(Records from a collection)
::::::::

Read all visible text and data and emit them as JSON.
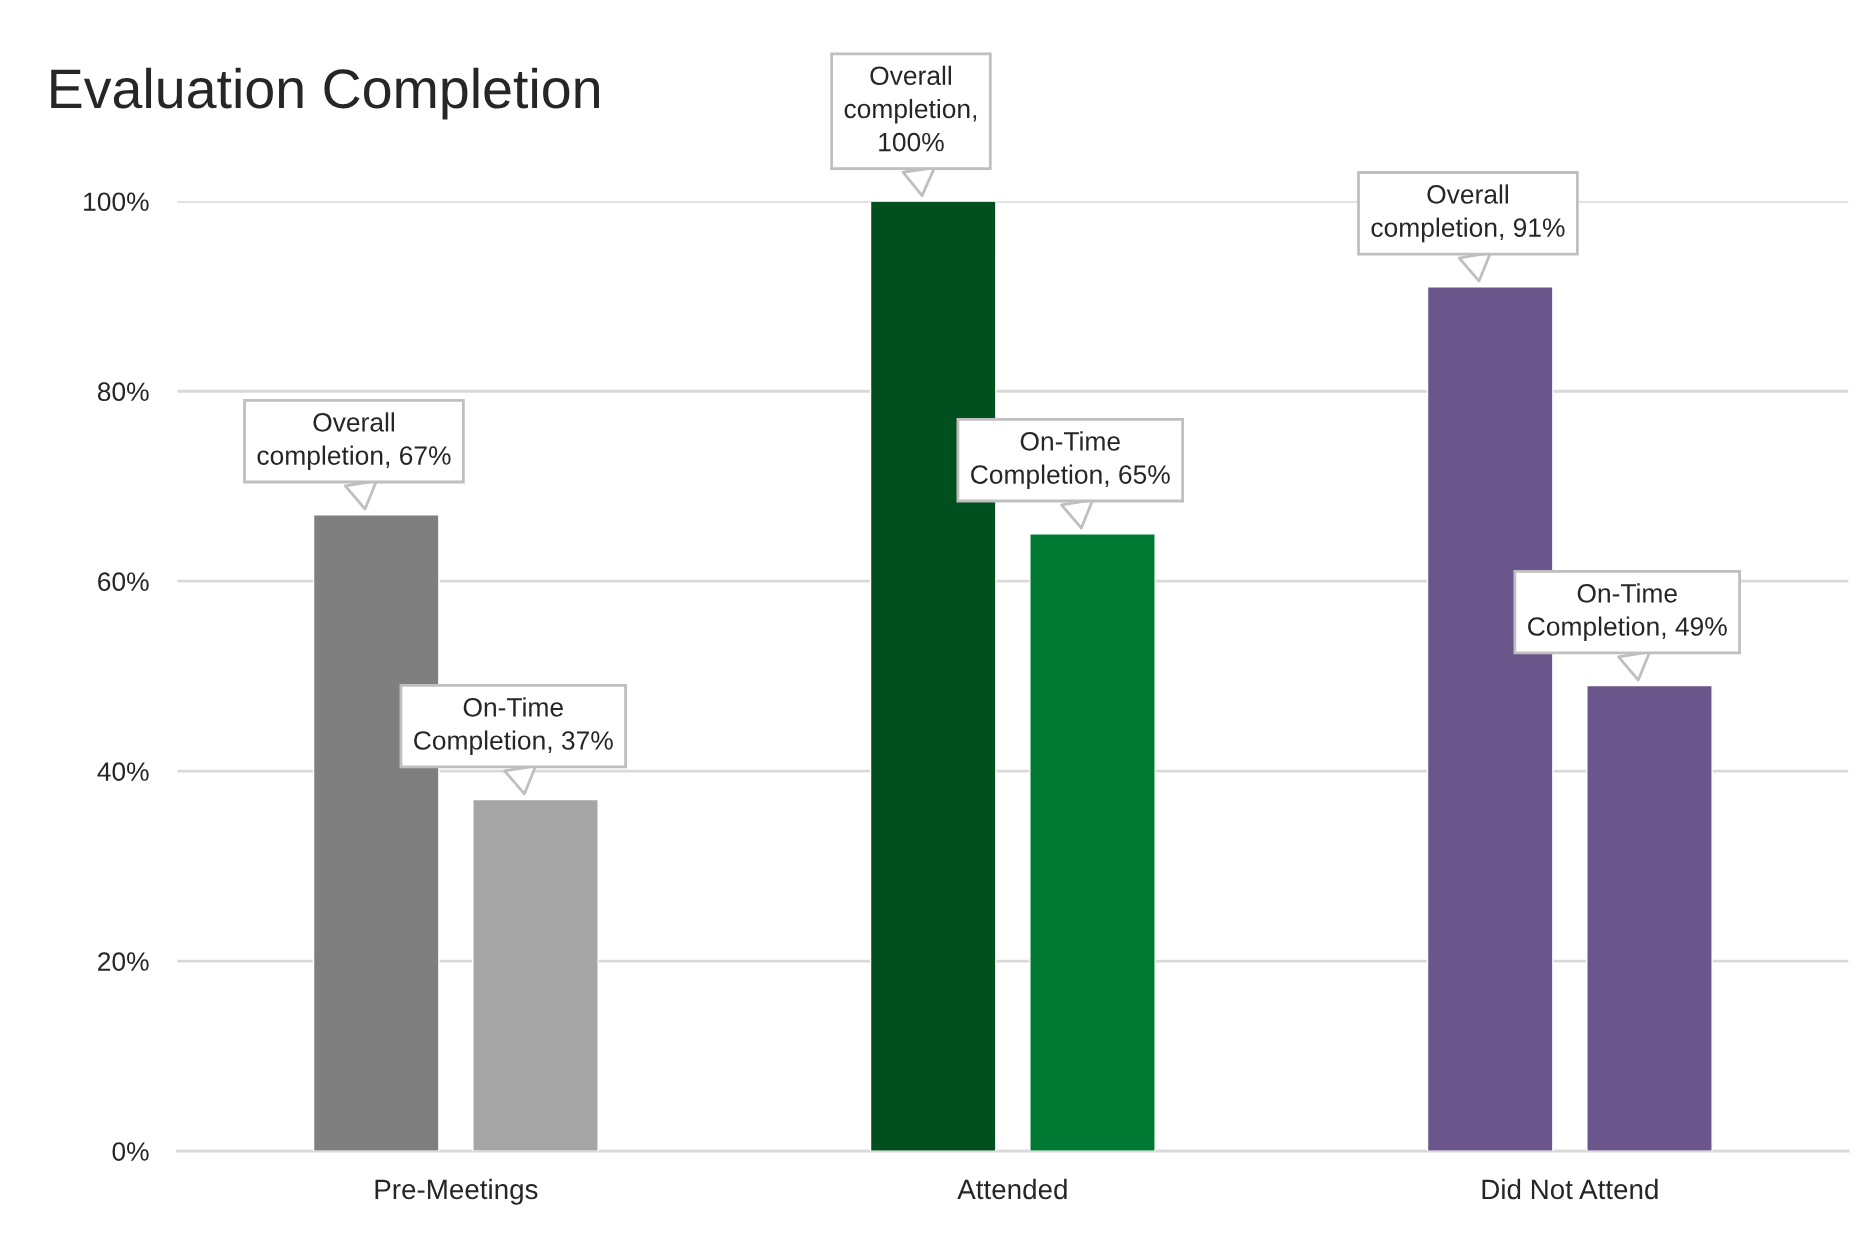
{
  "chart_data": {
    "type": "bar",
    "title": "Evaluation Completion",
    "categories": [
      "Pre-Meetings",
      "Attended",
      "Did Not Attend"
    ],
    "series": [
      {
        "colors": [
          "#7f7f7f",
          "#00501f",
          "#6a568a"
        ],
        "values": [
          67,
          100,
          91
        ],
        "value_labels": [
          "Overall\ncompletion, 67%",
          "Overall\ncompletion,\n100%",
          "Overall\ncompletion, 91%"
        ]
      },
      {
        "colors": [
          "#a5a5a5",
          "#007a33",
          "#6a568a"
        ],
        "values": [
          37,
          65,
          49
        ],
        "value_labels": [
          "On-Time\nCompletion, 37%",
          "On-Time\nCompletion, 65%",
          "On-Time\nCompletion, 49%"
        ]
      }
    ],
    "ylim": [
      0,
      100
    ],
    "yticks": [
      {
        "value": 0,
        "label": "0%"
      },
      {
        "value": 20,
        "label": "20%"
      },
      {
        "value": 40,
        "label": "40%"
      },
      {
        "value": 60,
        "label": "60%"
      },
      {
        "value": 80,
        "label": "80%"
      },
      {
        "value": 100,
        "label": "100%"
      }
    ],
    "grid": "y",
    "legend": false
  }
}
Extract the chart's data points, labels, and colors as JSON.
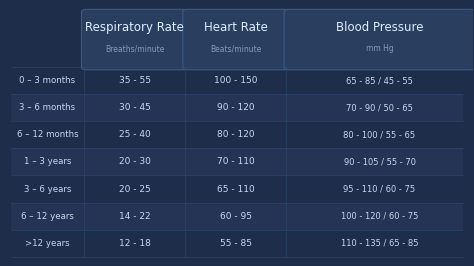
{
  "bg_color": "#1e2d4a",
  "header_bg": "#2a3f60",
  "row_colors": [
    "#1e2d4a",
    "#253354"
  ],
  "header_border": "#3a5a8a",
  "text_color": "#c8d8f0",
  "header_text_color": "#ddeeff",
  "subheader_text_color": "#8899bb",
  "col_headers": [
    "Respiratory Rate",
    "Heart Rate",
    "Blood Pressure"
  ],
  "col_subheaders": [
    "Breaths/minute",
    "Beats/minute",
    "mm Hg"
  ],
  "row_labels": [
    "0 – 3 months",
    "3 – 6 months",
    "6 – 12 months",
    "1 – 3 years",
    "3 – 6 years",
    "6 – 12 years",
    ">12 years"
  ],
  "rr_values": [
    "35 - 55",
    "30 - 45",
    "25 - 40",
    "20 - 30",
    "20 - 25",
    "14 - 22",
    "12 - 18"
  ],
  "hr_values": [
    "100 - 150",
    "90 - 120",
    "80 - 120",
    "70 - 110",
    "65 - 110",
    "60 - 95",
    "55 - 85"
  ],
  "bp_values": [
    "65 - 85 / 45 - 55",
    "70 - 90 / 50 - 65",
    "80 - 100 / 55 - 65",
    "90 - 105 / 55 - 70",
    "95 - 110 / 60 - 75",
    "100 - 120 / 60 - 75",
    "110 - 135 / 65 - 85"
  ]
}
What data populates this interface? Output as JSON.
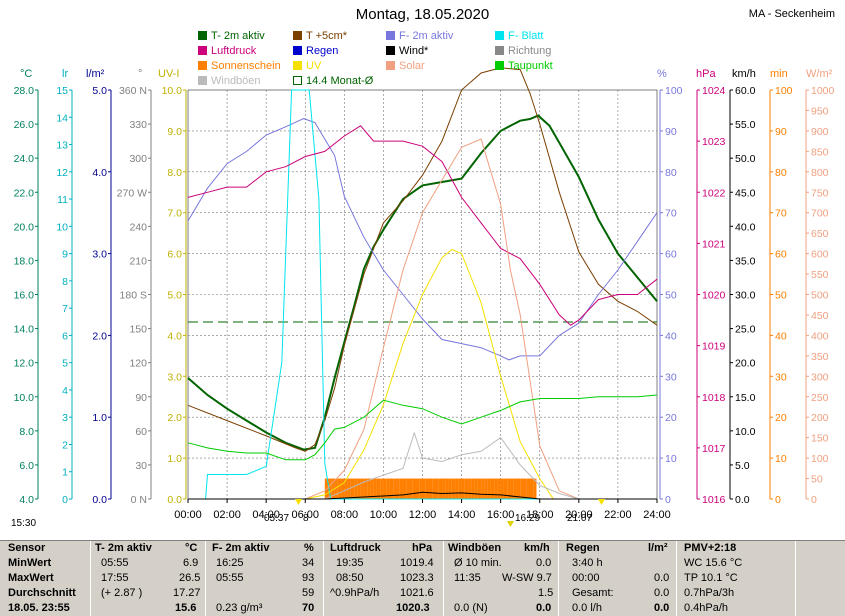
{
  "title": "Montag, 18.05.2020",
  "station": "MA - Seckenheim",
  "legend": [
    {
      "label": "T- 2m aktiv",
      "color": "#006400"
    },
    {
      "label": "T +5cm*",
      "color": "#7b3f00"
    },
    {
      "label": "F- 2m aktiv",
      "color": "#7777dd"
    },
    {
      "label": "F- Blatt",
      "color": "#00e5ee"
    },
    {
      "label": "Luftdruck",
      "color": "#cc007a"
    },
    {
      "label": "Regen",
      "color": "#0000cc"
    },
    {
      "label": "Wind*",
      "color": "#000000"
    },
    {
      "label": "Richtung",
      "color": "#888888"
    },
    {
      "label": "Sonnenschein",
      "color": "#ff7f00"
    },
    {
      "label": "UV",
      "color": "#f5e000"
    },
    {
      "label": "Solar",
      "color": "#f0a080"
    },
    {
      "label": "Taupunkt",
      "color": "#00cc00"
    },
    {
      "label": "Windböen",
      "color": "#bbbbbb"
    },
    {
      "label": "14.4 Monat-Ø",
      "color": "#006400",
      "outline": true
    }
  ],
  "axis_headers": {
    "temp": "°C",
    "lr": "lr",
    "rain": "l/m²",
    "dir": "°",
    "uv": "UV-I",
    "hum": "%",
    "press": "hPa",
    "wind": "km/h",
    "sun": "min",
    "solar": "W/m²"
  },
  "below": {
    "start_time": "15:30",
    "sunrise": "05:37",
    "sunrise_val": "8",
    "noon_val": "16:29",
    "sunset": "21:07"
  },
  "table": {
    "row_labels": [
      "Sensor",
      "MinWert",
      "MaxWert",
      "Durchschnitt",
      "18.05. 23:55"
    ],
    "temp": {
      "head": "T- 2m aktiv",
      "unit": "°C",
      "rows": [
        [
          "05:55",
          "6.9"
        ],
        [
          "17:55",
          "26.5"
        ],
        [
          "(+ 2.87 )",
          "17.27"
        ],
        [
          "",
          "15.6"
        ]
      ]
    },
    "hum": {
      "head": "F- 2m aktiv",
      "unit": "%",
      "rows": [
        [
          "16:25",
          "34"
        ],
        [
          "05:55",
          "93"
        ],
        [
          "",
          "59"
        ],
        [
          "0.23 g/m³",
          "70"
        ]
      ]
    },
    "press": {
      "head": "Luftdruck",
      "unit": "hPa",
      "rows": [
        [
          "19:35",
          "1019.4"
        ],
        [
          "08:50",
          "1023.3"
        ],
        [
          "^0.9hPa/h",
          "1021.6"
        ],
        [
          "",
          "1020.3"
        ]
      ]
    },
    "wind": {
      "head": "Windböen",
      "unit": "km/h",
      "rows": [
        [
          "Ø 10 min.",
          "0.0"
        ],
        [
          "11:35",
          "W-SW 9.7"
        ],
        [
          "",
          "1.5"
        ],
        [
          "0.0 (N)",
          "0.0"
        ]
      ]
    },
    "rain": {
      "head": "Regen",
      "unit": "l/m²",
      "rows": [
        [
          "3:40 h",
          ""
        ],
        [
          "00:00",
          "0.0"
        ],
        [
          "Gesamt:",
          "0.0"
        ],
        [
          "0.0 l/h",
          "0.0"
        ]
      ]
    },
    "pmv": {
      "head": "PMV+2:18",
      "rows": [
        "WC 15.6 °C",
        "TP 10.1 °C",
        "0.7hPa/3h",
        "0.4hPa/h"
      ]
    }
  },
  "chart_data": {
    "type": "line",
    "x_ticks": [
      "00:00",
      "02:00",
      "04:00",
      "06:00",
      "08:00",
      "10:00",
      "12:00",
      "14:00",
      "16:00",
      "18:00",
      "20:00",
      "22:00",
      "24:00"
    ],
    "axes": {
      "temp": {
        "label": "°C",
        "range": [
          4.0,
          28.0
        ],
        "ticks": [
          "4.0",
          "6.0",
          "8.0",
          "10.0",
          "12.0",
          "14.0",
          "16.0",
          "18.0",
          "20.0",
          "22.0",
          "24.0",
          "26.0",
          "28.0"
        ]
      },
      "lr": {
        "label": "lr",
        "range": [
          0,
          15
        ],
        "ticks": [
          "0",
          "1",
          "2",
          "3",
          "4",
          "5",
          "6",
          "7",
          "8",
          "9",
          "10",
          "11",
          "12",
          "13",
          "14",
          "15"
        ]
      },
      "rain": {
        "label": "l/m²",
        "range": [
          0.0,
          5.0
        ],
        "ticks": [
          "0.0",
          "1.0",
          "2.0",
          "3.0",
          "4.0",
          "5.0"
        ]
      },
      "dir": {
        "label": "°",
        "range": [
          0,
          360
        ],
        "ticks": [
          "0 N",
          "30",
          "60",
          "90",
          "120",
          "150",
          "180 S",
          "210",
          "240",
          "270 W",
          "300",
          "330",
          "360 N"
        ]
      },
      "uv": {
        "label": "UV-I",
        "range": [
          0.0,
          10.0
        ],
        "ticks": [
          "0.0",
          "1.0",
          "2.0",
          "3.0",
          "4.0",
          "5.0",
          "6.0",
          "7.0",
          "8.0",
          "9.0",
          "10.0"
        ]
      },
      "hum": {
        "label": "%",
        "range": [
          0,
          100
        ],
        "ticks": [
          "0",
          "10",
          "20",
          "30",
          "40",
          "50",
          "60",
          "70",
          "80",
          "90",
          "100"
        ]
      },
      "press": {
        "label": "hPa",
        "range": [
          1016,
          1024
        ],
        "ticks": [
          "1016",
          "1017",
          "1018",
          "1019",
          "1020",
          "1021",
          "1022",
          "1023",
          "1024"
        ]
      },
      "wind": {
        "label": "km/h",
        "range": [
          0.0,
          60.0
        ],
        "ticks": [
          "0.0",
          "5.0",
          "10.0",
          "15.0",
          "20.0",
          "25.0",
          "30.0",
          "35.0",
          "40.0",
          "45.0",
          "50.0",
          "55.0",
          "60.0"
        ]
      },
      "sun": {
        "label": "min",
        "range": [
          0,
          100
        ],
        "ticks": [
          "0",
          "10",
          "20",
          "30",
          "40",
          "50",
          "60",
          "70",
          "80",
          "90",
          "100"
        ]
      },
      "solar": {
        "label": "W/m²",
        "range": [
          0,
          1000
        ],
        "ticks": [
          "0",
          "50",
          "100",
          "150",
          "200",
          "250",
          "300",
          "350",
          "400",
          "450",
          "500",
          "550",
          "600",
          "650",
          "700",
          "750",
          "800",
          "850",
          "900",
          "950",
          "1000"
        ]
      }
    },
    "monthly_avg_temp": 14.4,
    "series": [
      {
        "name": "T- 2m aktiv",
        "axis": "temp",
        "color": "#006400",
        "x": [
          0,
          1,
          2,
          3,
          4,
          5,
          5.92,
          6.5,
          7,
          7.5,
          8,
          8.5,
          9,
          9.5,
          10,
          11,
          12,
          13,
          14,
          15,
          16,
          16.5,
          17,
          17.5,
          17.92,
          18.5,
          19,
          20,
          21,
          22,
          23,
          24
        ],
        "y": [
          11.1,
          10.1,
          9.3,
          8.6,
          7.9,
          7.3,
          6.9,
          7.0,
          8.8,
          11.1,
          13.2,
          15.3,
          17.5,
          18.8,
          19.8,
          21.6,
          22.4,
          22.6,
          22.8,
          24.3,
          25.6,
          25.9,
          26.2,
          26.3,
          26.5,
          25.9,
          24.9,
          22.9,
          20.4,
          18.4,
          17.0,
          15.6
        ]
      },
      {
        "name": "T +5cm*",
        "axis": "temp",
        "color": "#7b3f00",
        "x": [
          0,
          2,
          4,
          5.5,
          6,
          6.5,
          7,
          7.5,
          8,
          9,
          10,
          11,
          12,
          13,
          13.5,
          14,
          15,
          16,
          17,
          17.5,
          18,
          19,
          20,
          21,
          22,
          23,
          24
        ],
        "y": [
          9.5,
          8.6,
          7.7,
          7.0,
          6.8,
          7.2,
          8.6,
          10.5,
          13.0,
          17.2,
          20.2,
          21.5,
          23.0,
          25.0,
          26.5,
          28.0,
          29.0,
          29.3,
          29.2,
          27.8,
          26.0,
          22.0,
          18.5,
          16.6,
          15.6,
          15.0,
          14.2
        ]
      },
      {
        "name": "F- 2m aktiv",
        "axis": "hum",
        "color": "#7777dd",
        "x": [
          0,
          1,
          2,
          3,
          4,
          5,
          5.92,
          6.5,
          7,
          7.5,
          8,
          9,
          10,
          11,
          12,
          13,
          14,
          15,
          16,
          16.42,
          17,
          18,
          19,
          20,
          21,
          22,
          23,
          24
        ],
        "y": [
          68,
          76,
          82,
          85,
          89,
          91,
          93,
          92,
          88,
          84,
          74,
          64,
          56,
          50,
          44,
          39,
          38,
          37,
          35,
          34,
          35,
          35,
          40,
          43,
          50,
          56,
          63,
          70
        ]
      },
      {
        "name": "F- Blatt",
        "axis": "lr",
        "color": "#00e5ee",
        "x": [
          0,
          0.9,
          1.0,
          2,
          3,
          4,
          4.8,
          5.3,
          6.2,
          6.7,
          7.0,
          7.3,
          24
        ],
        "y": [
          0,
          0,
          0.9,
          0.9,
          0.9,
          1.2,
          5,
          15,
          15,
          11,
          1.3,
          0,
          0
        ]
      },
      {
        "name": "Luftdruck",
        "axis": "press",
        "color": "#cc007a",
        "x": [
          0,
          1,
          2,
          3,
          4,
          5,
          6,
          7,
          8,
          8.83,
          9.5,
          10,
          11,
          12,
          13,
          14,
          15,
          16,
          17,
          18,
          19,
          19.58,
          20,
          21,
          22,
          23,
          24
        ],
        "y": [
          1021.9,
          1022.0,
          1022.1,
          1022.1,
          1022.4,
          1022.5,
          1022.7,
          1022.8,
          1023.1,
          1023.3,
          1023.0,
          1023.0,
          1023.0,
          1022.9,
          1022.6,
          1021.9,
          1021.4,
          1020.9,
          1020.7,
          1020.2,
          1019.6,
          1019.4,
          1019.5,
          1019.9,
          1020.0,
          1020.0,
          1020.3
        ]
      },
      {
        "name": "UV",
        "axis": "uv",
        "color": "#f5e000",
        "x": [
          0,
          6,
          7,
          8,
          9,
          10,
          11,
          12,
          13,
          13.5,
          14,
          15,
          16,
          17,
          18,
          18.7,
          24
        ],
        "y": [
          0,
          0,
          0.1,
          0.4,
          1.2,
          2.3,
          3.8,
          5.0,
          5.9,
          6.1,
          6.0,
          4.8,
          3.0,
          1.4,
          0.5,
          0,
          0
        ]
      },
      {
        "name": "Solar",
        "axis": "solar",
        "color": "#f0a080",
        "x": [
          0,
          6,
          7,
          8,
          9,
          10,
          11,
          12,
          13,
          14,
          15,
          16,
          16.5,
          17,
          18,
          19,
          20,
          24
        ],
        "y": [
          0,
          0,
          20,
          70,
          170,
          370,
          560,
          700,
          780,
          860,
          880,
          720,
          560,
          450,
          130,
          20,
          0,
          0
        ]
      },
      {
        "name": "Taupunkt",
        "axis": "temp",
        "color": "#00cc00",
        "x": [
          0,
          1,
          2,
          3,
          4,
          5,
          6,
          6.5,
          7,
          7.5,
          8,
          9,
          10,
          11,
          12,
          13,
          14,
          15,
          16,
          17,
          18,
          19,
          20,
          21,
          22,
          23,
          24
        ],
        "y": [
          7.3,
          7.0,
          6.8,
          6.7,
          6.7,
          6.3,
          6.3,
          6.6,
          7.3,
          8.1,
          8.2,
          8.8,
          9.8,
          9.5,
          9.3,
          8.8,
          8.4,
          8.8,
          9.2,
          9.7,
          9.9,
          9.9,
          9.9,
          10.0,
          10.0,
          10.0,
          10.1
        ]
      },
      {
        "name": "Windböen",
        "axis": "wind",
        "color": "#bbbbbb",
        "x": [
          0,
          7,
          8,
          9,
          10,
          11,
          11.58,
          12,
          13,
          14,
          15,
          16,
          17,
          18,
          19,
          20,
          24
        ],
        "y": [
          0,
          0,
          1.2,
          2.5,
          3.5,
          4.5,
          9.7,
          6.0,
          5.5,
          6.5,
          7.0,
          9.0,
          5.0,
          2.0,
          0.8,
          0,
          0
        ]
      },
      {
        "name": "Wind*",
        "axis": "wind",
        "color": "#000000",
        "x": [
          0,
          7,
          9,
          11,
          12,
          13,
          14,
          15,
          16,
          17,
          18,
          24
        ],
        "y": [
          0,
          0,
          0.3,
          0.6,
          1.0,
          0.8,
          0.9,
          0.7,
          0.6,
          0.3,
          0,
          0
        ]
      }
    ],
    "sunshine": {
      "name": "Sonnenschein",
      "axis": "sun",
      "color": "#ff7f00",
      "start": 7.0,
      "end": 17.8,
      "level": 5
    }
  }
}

::::::::

Copy each line of the records that contains the word "aktiv".

      "label": "T- 2m aktiv",
      "label": "F- 2m aktiv",
      "head": "T- 2m aktiv",
      "head": "F- 2m aktiv",
        "name": "T- 2m aktiv",
        "name": "F- 2m aktiv",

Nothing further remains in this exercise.